── Provided material ──

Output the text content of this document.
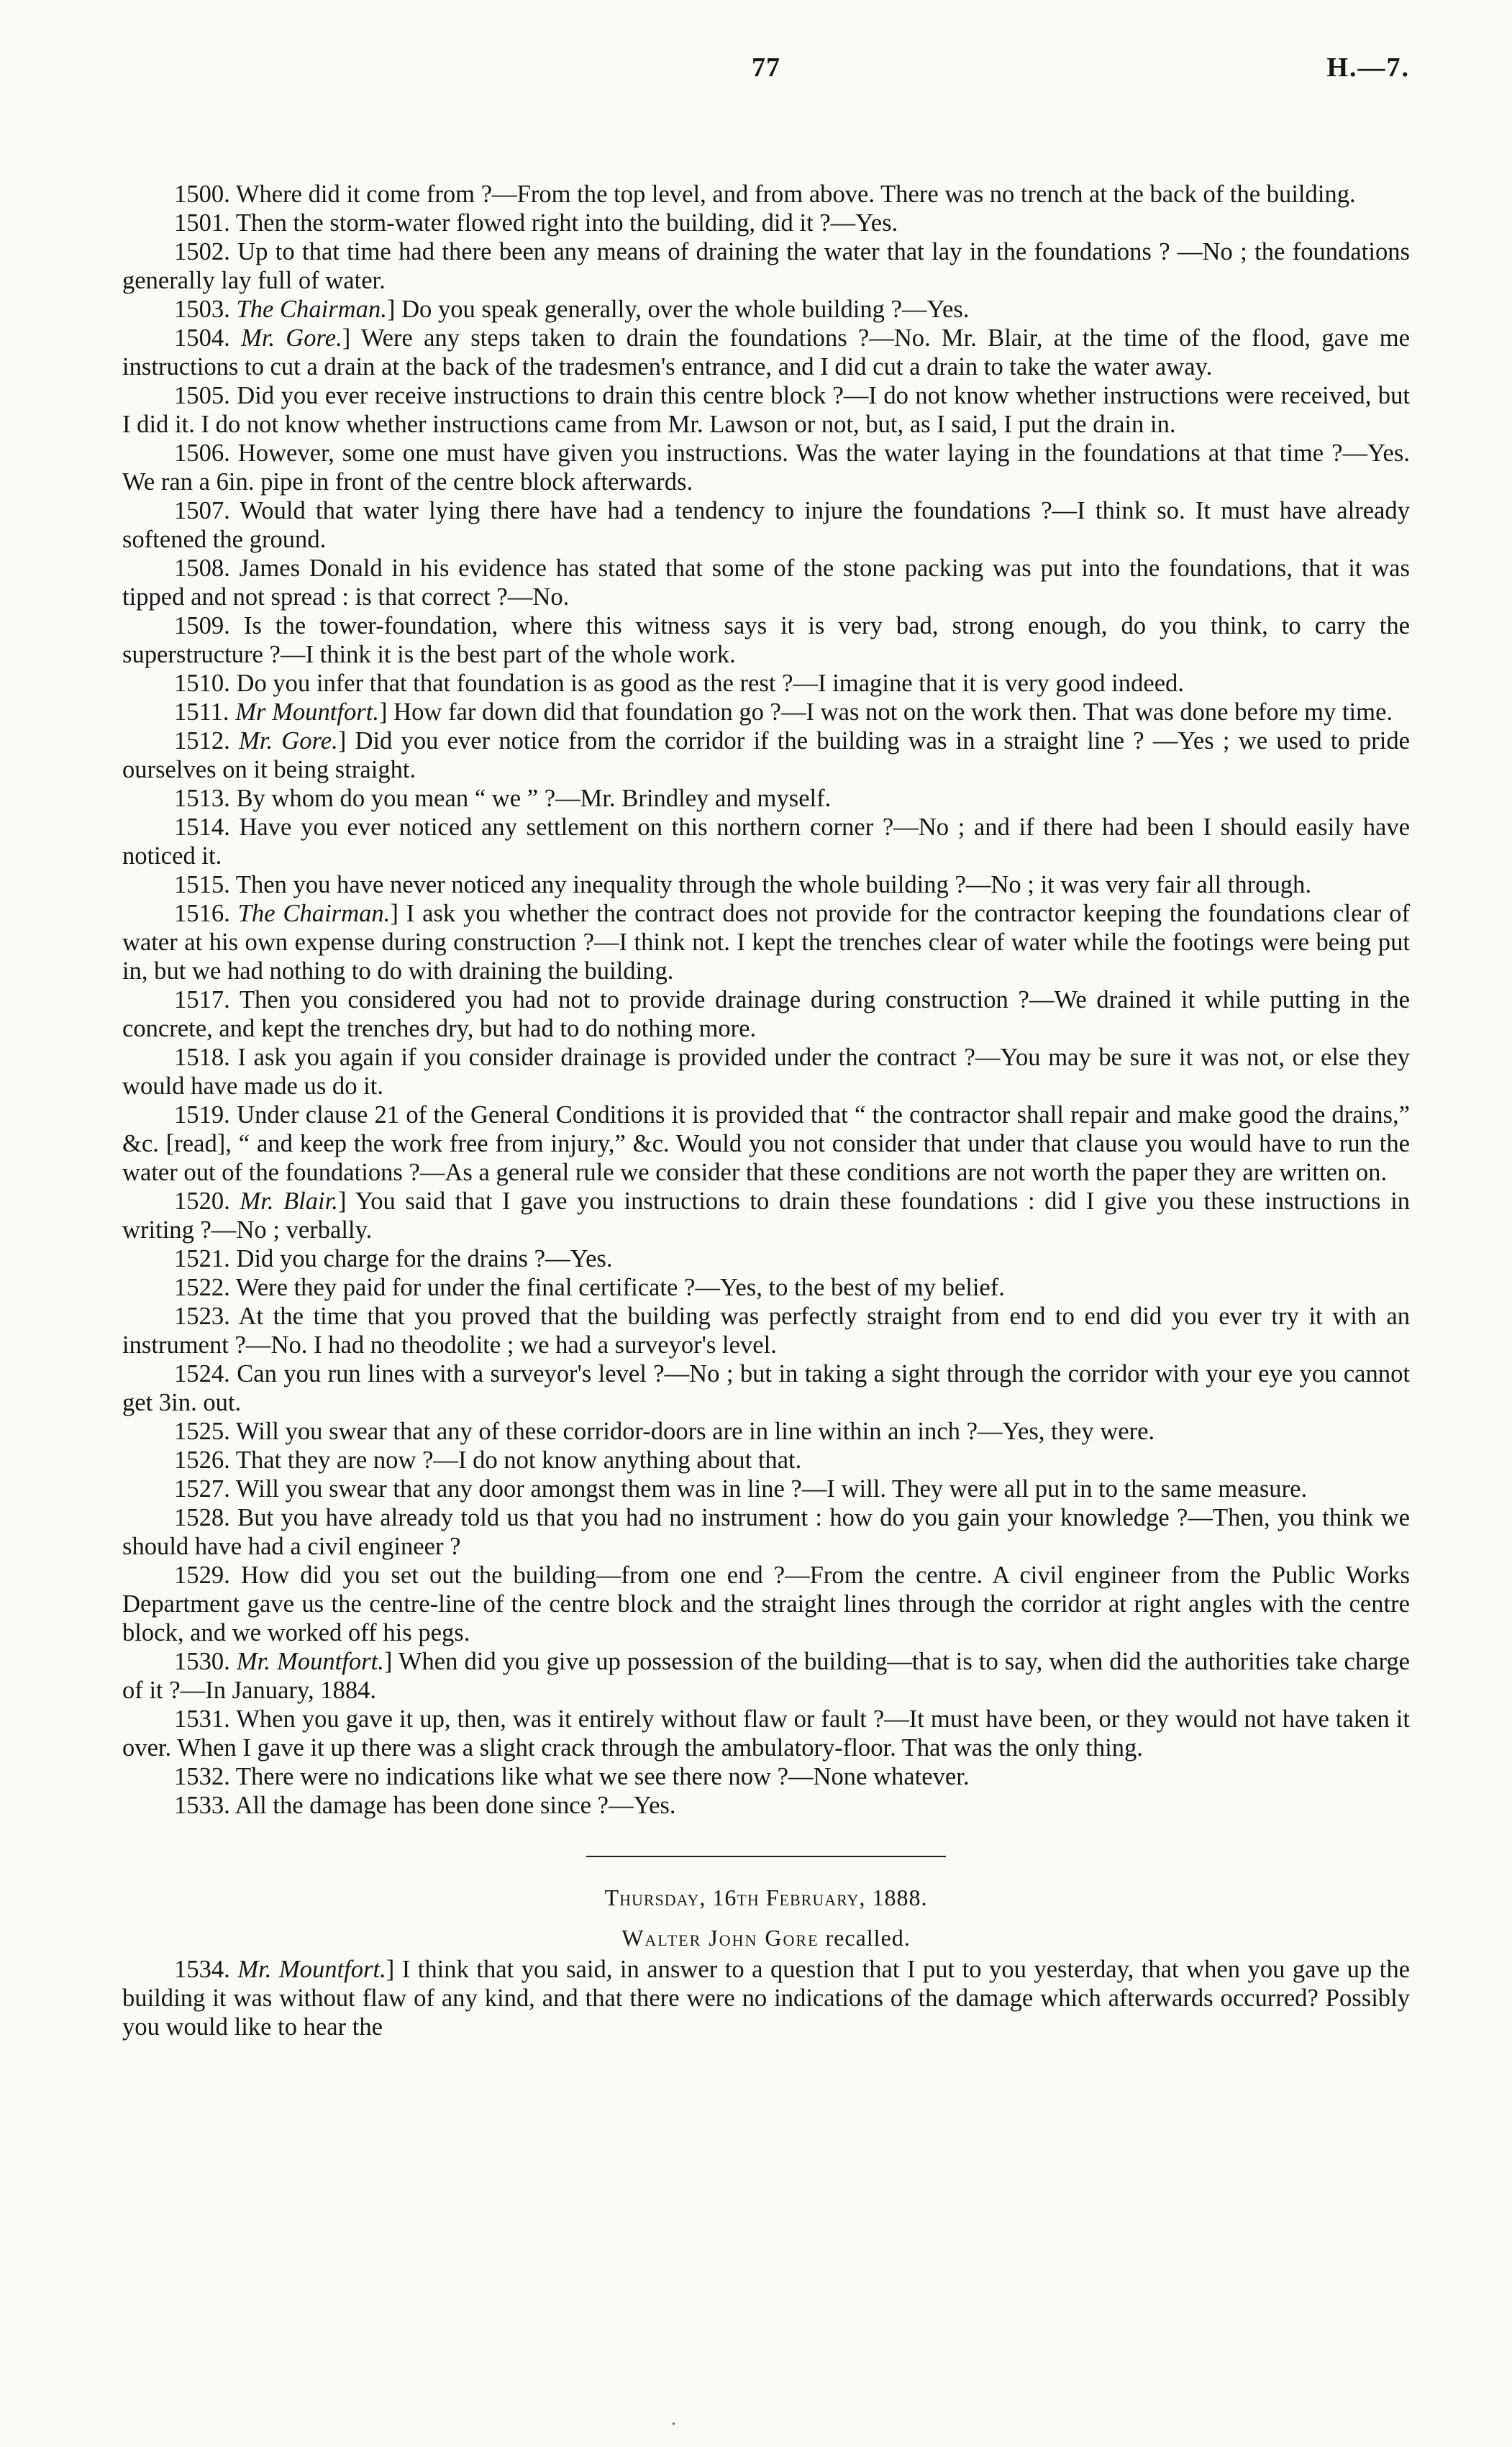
77	H.—7.

1500. Where did it come from ?—From the top level, and from above. There was no trench at the back of the building.

1501. Then the storm-water flowed right into the building, did it ?—Yes.

1502. Up to that time had there been any means of draining the water that lay in the foundations ? —No ; the foundations generally lay full of water.

1503. The Chairman.] Do you speak generally, over the whole building ?—Yes.

1504. Mr. Gore.] Were any steps taken to drain the foundations ?—No. Mr. Blair, at the time of the flood, gave me instructions to cut a drain at the back of the tradesmen's entrance, and I did cut a drain to take the water away.

1505. Did you ever receive instructions to drain this centre block ?—I do not know whether instructions were received, but I did it. I do not know whether instructions came from Mr. Lawson or not, but, as I said, I put the drain in.

1506. However, some one must have given you instructions. Was the water laying in the foundations at that time ?—Yes. We ran a 6in. pipe in front of the centre block afterwards.

1507. Would that water lying there have had a tendency to injure the foundations ?—I think so. It must have already softened the ground.

1508. James Donald in his evidence has stated that some of the stone packing was put into the foundations, that it was tipped and not spread : is that correct ?—No.

1509. Is the tower-foundation, where this witness says it is very bad, strong enough, do you think, to carry the superstructure ?—I think it is the best part of the whole work.

1510. Do you infer that that foundation is as good as the rest ?—I imagine that it is very good indeed.

1511. Mr Mountfort.] How far down did that foundation go ?—I was not on the work then. That was done before my time.

1512. Mr. Gore.] Did you ever notice from the corridor if the building was in a straight line ? —Yes ; we used to pride ourselves on it being straight.

1513. By whom do you mean “ we ” ?—Mr. Brindley and myself.

1514. Have you ever noticed any settlement on this northern corner ?—No ; and if there had been I should easily have noticed it.

1515. Then you have never noticed any inequality through the whole building ?—No ; it was very fair all through.

1516. The Chairman.] I ask you whether the contract does not provide for the contractor keeping the foundations clear of water at his own expense during construction ?—I think not. I kept the trenches clear of water while the footings were being put in, but we had nothing to do with draining the building.

1517. Then you considered you had not to provide drainage during construction ?—We drained it while putting in the concrete, and kept the trenches dry, but had to do nothing more.

1518. I ask you again if you consider drainage is provided under the contract ?—You may be sure it was not, or else they would have made us do it.

1519. Under clause 21 of the General Conditions it is provided that “ the contractor shall repair and make good the drains,” &c. [read], “ and keep the work free from injury,” &c. Would you not consider that under that clause you would have to run the water out of the foundations ?—As a general rule we consider that these conditions are not worth the paper they are written on.

1520. Mr. Blair.] You said that I gave you instructions to drain these foundations : did I give you these instructions in writing ?—No ; verbally.

1521. Did you charge for the drains ?—Yes.

1522. Were they paid for under the final certificate ?—Yes, to the best of my belief.

1523. At the time that you proved that the building was perfectly straight from end to end did you ever try it with an instrument ?—No. I had no theodolite ; we had a surveyor's level.

1524. Can you run lines with a surveyor's level ?—No ; but in taking a sight through the corridor with your eye you cannot get 3in. out.

1525. Will you swear that any of these corridor-doors are in line within an inch ?—Yes, they were.

1526. That they are now ?—I do not know anything about that.

1527. Will you swear that any door amongst them was in line ?—I will. They were all put in to the same measure.

1528. But you have already told us that you had no instrument : how do you gain your knowledge ?—Then, you think we should have had a civil engineer ?

1529. How did you set out the building—from one end ?—From the centre. A civil engineer from the Public Works Department gave us the centre-line of the centre block and the straight lines through the corridor at right angles with the centre block, and we worked off his pegs.

1530. Mr. Mountfort.] When did you give up possession of the building—that is to say, when did the authorities take charge of it ?—In January, 1884.

1531. When you gave it up, then, was it entirely without flaw or fault ?—It must have been, or they would not have taken it over. When I gave it up there was a slight crack through the ambulatory-floor. That was the only thing.

1532. There were no indications like what we see there now ?—None whatever.

1533. All the damage has been done since ?—Yes.

Thursday, 16th February, 1888.

Walter John Gore recalled.

1534. Mr. Mountfort.] I think that you said, in answer to a question that I put to you yesterday, that when you gave up the building it was without flaw of any kind, and that there were no indications of the damage which afterwards occurred? Possibly you would like to hear the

───

## Exercise task
Check every line of the data above for the string "must", and copy those that have it.

## Answer
1506. However, some one must have given you instructions. Was the water laying in the foundations at that time ?—Yes. We ran a 6in. pipe in front of the centre block afterwards.
1507. Would that water lying there have had a tendency to injure the foundations ?—I think so. It must have already softened the ground.
1531. When you gave it up, then, was it entirely without flaw or fault ?—It must have been, or they would not have taken it over. When I gave it up there was a slight crack through the ambulatory-floor. That was the only thing.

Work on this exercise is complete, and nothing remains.